= Task details =
Wherever "Relief" appears in a line, copy that line.

= Materials provided =
┌──

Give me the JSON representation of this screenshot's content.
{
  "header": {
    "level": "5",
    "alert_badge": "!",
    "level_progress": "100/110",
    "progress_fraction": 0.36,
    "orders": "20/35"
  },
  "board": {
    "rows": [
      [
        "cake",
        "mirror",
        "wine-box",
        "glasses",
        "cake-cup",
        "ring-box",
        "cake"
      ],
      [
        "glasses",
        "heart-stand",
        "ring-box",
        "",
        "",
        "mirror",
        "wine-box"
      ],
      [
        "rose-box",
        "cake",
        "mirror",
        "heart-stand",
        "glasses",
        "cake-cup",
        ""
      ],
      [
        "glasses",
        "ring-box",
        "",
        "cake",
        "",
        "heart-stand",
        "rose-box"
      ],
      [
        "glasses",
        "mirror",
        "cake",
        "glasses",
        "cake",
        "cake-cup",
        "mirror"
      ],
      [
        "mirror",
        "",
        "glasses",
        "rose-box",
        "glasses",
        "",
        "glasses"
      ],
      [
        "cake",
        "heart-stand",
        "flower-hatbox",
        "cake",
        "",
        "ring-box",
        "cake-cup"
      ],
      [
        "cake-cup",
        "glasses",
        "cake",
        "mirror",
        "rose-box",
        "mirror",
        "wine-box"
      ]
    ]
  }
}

└──
┌──

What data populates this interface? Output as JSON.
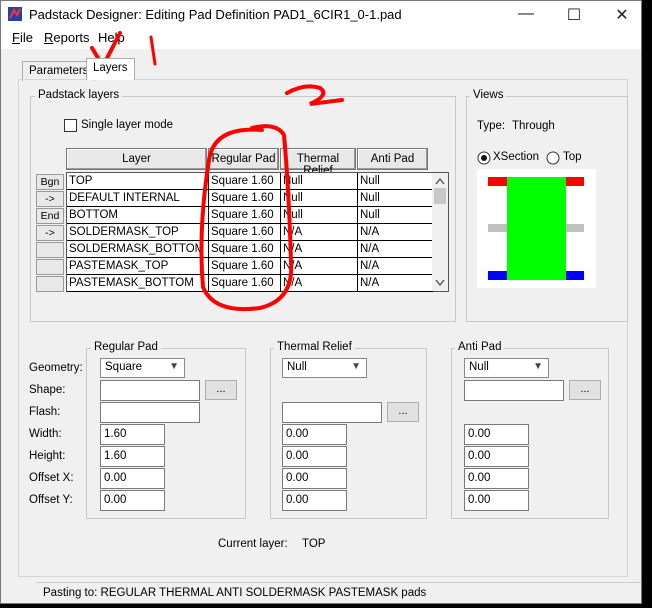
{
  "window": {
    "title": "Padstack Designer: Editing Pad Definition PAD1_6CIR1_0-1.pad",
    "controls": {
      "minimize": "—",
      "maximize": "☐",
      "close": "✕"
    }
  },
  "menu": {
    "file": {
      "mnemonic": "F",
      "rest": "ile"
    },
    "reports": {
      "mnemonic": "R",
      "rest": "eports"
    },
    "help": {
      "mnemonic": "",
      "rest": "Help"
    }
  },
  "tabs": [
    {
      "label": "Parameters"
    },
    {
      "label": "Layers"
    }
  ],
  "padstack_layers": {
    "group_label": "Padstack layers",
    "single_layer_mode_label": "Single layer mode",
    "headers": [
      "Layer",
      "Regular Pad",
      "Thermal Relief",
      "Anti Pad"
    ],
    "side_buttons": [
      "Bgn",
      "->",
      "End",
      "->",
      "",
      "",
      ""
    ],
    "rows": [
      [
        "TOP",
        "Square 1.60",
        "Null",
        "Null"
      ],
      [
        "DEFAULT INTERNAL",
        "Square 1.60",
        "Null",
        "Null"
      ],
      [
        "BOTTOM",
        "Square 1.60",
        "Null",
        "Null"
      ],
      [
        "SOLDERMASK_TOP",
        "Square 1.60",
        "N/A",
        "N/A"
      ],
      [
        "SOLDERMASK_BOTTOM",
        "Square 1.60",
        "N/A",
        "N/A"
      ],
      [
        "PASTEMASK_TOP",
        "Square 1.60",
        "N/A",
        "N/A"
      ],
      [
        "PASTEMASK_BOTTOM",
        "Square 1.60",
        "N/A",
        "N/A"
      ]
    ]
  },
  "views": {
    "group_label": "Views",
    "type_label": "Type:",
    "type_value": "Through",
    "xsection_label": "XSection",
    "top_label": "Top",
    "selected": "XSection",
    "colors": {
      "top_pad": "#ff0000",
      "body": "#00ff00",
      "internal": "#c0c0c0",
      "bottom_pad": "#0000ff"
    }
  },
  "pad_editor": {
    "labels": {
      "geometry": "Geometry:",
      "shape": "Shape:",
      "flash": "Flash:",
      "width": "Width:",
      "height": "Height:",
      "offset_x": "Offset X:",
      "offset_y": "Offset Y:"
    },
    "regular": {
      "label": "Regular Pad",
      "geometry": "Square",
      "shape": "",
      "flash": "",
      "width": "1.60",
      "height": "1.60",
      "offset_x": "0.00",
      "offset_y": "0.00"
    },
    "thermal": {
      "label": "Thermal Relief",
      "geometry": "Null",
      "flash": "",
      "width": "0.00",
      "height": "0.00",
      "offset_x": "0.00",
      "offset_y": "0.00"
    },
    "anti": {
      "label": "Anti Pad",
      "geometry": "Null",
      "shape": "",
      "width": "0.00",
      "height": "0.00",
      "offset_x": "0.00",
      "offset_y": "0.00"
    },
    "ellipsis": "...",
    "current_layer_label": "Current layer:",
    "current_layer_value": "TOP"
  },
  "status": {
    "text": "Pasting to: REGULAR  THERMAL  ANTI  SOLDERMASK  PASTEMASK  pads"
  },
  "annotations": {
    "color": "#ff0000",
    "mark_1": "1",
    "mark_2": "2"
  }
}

└──

= Task result =
      "Thermal Relief",
      "label": "Thermal Relief",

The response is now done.